Data excerpts
— begin —
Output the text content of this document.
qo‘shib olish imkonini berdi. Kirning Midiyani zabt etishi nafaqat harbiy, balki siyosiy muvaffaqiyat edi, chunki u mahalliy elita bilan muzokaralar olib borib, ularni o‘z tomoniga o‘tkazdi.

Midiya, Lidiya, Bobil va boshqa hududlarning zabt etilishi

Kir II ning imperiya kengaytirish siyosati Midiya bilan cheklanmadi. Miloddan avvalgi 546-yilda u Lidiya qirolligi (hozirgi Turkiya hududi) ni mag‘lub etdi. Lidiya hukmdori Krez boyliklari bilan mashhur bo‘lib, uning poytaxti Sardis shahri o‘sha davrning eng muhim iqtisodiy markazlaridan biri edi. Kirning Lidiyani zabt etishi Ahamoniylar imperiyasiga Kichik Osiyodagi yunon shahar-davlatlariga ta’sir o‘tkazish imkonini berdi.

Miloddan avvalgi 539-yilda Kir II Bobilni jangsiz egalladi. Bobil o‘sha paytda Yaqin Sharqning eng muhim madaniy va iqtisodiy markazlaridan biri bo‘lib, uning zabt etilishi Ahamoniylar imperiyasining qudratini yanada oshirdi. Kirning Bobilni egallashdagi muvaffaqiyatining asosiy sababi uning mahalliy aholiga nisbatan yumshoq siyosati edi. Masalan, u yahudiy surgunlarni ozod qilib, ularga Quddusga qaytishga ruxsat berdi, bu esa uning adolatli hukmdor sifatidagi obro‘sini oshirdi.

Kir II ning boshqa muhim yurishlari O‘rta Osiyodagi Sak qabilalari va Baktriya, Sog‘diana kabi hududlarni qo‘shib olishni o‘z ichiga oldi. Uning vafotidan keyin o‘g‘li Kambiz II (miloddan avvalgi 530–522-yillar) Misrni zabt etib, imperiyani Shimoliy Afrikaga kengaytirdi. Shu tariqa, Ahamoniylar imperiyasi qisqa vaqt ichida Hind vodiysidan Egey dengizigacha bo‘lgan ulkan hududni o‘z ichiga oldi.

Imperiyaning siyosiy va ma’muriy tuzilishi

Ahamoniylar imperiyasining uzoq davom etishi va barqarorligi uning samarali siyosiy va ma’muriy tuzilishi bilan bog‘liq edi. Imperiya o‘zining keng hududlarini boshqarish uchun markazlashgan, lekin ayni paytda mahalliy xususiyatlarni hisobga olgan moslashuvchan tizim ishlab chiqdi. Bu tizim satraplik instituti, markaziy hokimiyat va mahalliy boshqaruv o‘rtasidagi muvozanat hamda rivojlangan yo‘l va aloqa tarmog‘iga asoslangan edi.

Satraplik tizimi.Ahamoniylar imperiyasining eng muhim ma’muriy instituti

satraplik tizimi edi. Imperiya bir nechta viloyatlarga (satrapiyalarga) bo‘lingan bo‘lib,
— end —
→ **WHAT IS ASKED**
Return the listing above in full, character for character.

→ **RESPONSE**
Output the text content of this document.
qo‘shib olish imkonini berdi. Kirning Midiyani zabt etishi nafaqat harbiy, balki siyosiy muvaffaqiyat edi, chunki u mahalliy elita bilan muzokaralar olib borib, ularni o‘z tomoniga o‘tkazdi.

Midiya, Lidiya, Bobil va boshqa hududlarning zabt etilishi

Kir II ning imperiya kengaytirish siyosati Midiya bilan cheklanmadi. Miloddan avvalgi 546-yilda u Lidiya qirolligi (hozirgi Turkiya hududi) ni mag‘lub etdi. Lidiya hukmdori Krez boyliklari bilan mashhur bo‘lib, uning poytaxti Sardis shahri o‘sha davrning eng muhim iqtisodiy markazlaridan biri edi. Kirning Lidiyani zabt etishi Ahamoniylar imperiyasiga Kichik Osiyodagi yunon shahar-davlatlariga ta’sir o‘tkazish imkonini berdi.

Miloddan avvalgi 539-yilda Kir II Bobilni jangsiz egalladi. Bobil o‘sha paytda Yaqin Sharqning eng muhim madaniy va iqtisodiy markazlaridan biri bo‘lib, uning zabt etilishi Ahamoniylar imperiyasining qudratini yanada oshirdi. Kirning Bobilni egallashdagi muvaffaqiyatining asosiy sababi uning mahalliy aholiga nisbatan yumshoq siyosati edi. Masalan, u yahudiy surgunlarni ozod qilib, ularga Quddusga qaytishga ruxsat berdi, bu esa uning adolatli hukmdor sifatidagi obro‘sini oshirdi.

Kir II ning boshqa muhim yurishlari O‘rta Osiyodagi Sak qabilalari va Baktriya, Sog‘diana kabi hududlarni qo‘shib olishni o‘z ichiga oldi. Uning vafotidan keyin o‘g‘li Kambiz II (miloddan avvalgi 530–522-yillar) Misrni zabt etib, imperiyani Shimoliy Afrikaga kengaytirdi. Shu tariqa, Ahamoniylar imperiyasi qisqa vaqt ichida Hind vodiysidan Egey dengizigacha bo‘lgan ulkan hududni o‘z ichiga oldi.

Imperiyaning siyosiy va ma’muriy tuzilishi

Ahamoniylar imperiyasining uzoq davom etishi va barqarorligi uning samarali siyosiy va ma’muriy tuzilishi bilan bog‘liq edi. Imperiya o‘zining keng hududlarini boshqarish uchun markazlashgan, lekin ayni paytda mahalliy xususiyatlarni hisobga olgan moslashuvchan tizim ishlab chiqdi. Bu tizim satraplik instituti, markaziy hokimiyat va mahalliy boshqaruv o‘rtasidagi muvozanat hamda rivojlangan yo‘l va aloqa tarmog‘iga asoslangan edi.

Satraplik tizimi.Ahamoniylar imperiyasining eng muhim ma’muriy instituti

satraplik tizimi edi. Imperiya bir nechta viloyatlarga (satrapiyalarga) bo‘lingan bo‘lib,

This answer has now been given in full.